• PROVIDED INFORMATION:

________

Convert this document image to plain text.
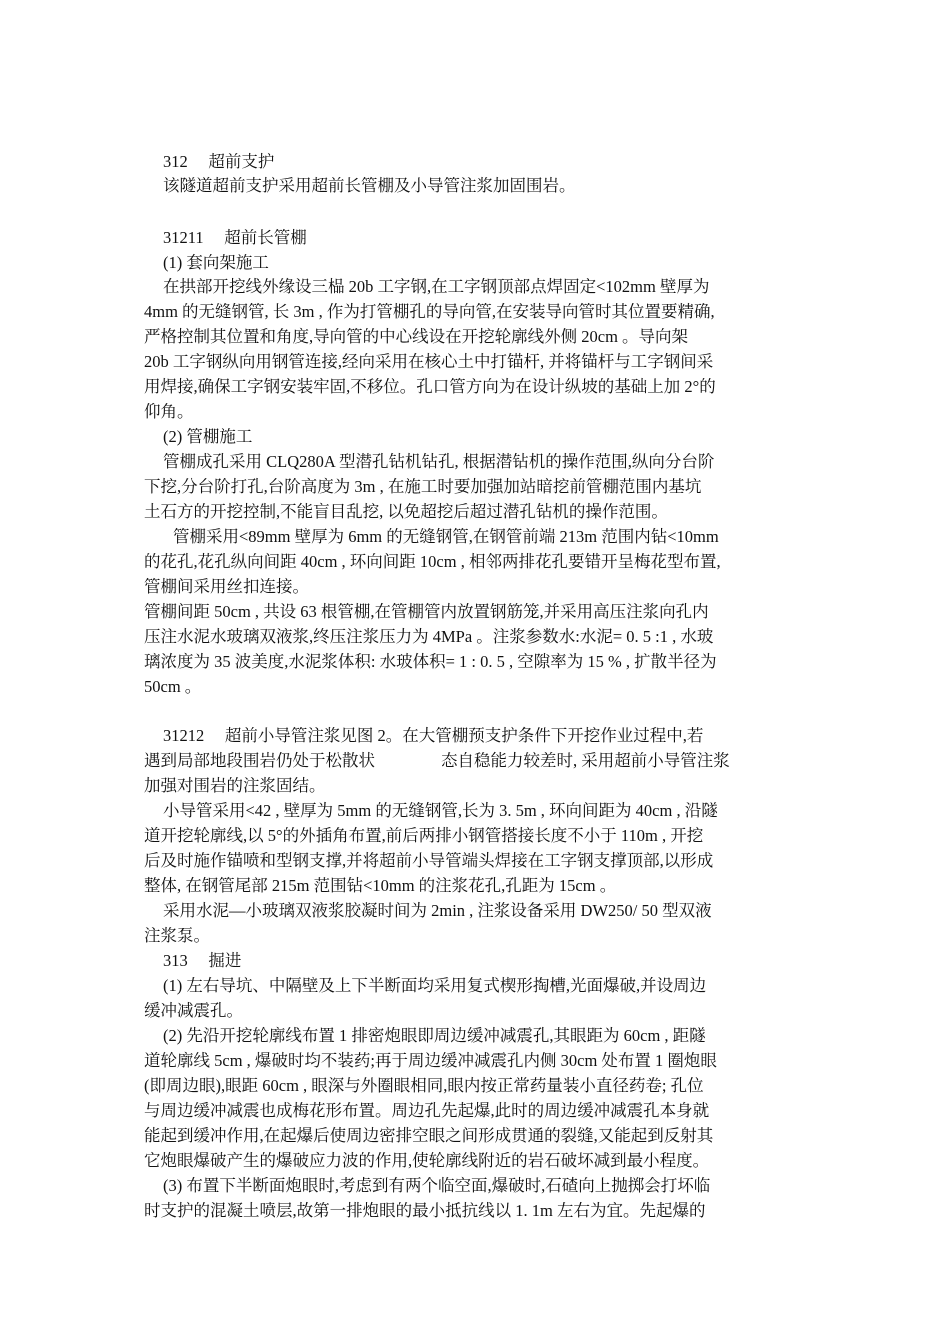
312　 超前支护
该隧道超前支护采用超前长管棚及小导管注浆加固围岩。
31211　 超前长管棚
(1) 套向架施工
在拱部开挖线外缘设三榀 20b 工字钢,在工字钢顶部点焊固定<102mm 壁厚为
4mm 的无缝钢管, 长 3m , 作为打管棚孔的导向管,在安装导向管时其位置要精确,
严格控制其位置和角度,导向管的中心线设在开挖轮廓线外侧 20cm 。导向架
20b 工字钢纵向用钢管连接,经向采用在核心土中打锚杆, 并将锚杆与工字钢间采
用焊接,确保工字钢安装牢固,不移位。孔口管方向为在设计纵坡的基础上加 2°的
仰角。
(2) 管棚施工
管棚成孔采用 CLQ280A 型潜孔钻机钻孔, 根据潜钻机的操作范围,纵向分台阶
下挖,分台阶打孔,台阶高度为 3m , 在施工时要加强加站暗挖前管棚范围内基坑
土石方的开挖控制,不能盲目乱挖, 以免超挖后超过潜孔钻机的操作范围。
管棚采用<89mm 壁厚为 6mm 的无缝钢管,在钢管前端 213m 范围内钻<10mm
的花孔,花孔纵向间距 40cm , 环向间距 10cm , 相邻两排花孔要错开呈梅花型布置,
管棚间采用丝扣连接。
管棚间距 50cm , 共设 63 根管棚,在管棚管内放置钢筋笼,并采用高压注浆向孔内
压注水泥水玻璃双液浆,终压注浆压力为 4MPa 。注浆参数水:水泥= 0. 5 :1 , 水玻
璃浓度为 35 波美度,水泥浆体积: 水玻体积= 1 : 0. 5 , 空隙率为 15 % , 扩散半径为
50cm 。
31212　 超前小导管注浆见图 2。在大管棚预支护条件下开挖作业过程中,若
遇到局部地段围岩仍处于松散状　　　　态自稳能力较差时, 采用超前小导管注浆
加强对围岩的注浆固结。
小导管采用<42 , 壁厚为 5mm 的无缝钢管,长为 3. 5m , 环向间距为 40cm , 沿隧
道开挖轮廓线,以 5°的外插角布置,前后两排小钢管搭接长度不小于 110m , 开挖
后及时施作锚喷和型钢支撑,并将超前小导管端头焊接在工字钢支撑顶部,以形成
整体, 在钢管尾部 215m 范围钻<10mm 的注浆花孔,孔距为 15cm 。
采用水泥—小玻璃双液浆胶凝时间为 2min , 注浆设备采用 DW250/ 50 型双液
注浆泵。
313　 掘进
(1) 左右导坑、中隔壁及上下半断面均采用复式楔形掏槽,光面爆破,并设周边
缓冲减震孔。
(2) 先沿开挖轮廓线布置 1 排密炮眼即周边缓冲减震孔,其眼距为 60cm , 距隧
道轮廓线 5cm , 爆破时均不装药;再于周边缓冲减震孔内侧 30cm 处布置 1 圈炮眼
(即周边眼),眼距 60cm , 眼深与外圈眼相同,眼内按正常药量装小直径药卷; 孔位
与周边缓冲减震也成梅花形布置。周边孔先起爆,此时的周边缓冲减震孔本身就
能起到缓冲作用,在起爆后使周边密排空眼之间形成贯通的裂缝,又能起到反射其
它炮眼爆破产生的爆破应力波的作用,使轮廓线附近的岩石破坏减到最小程度。
(3) 布置下半断面炮眼时,考虑到有两个临空面,爆破时,石碴向上抛掷会打坏临
时支护的混凝土喷层,故第一排炮眼的最小抵抗线以 1. 1m 左右为宜。先起爆的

________

• WHAT TO DO: Quote the records in full and exactly; skip any image.

• TASK RESULT:
Convert this document image to plain text.
312　 超前支护
该隧道超前支护采用超前长管棚及小导管注浆加固围岩。
31211　 超前长管棚
(1) 套向架施工
在拱部开挖线外缘设三榀 20b 工字钢,在工字钢顶部点焊固定<102mm 壁厚为
4mm 的无缝钢管, 长 3m , 作为打管棚孔的导向管,在安装导向管时其位置要精确,
严格控制其位置和角度,导向管的中心线设在开挖轮廓线外侧 20cm 。导向架
20b 工字钢纵向用钢管连接,经向采用在核心土中打锚杆, 并将锚杆与工字钢间采
用焊接,确保工字钢安装牢固,不移位。孔口管方向为在设计纵坡的基础上加 2°的
仰角。
(2) 管棚施工
管棚成孔采用 CLQ280A 型潜孔钻机钻孔, 根据潜钻机的操作范围,纵向分台阶
下挖,分台阶打孔,台阶高度为 3m , 在施工时要加强加站暗挖前管棚范围内基坑
土石方的开挖控制,不能盲目乱挖, 以免超挖后超过潜孔钻机的操作范围。
管棚采用<89mm 壁厚为 6mm 的无缝钢管,在钢管前端 213m 范围内钻<10mm
的花孔,花孔纵向间距 40cm , 环向间距 10cm , 相邻两排花孔要错开呈梅花型布置,
管棚间采用丝扣连接。
管棚间距 50cm , 共设 63 根管棚,在管棚管内放置钢筋笼,并采用高压注浆向孔内
压注水泥水玻璃双液浆,终压注浆压力为 4MPa 。注浆参数水:水泥= 0. 5 :1 , 水玻
璃浓度为 35 波美度,水泥浆体积: 水玻体积= 1 : 0. 5 , 空隙率为 15 % , 扩散半径为
50cm 。
31212　 超前小导管注浆见图 2。在大管棚预支护条件下开挖作业过程中,若
遇到局部地段围岩仍处于松散状　　　　态自稳能力较差时, 采用超前小导管注浆
加强对围岩的注浆固结。
小导管采用<42 , 壁厚为 5mm 的无缝钢管,长为 3. 5m , 环向间距为 40cm , 沿隧
道开挖轮廓线,以 5°的外插角布置,前后两排小钢管搭接长度不小于 110m , 开挖
后及时施作锚喷和型钢支撑,并将超前小导管端头焊接在工字钢支撑顶部,以形成
整体, 在钢管尾部 215m 范围钻<10mm 的注浆花孔,孔距为 15cm 。
采用水泥—小玻璃双液浆胶凝时间为 2min , 注浆设备采用 DW250/ 50 型双液
注浆泵。
313　 掘进
(1) 左右导坑、中隔壁及上下半断面均采用复式楔形掏槽,光面爆破,并设周边
缓冲减震孔。
(2) 先沿开挖轮廓线布置 1 排密炮眼即周边缓冲减震孔,其眼距为 60cm , 距隧
道轮廓线 5cm , 爆破时均不装药;再于周边缓冲减震孔内侧 30cm 处布置 1 圈炮眼
(即周边眼),眼距 60cm , 眼深与外圈眼相同,眼内按正常药量装小直径药卷; 孔位
与周边缓冲减震也成梅花形布置。周边孔先起爆,此时的周边缓冲减震孔本身就
能起到缓冲作用,在起爆后使周边密排空眼之间形成贯通的裂缝,又能起到反射其
它炮眼爆破产生的爆破应力波的作用,使轮廓线附近的岩石破坏减到最小程度。
(3) 布置下半断面炮眼时,考虑到有两个临空面,爆破时,石碴向上抛掷会打坏临
时支护的混凝土喷层,故第一排炮眼的最小抵抗线以 1. 1m 左右为宜。先起爆的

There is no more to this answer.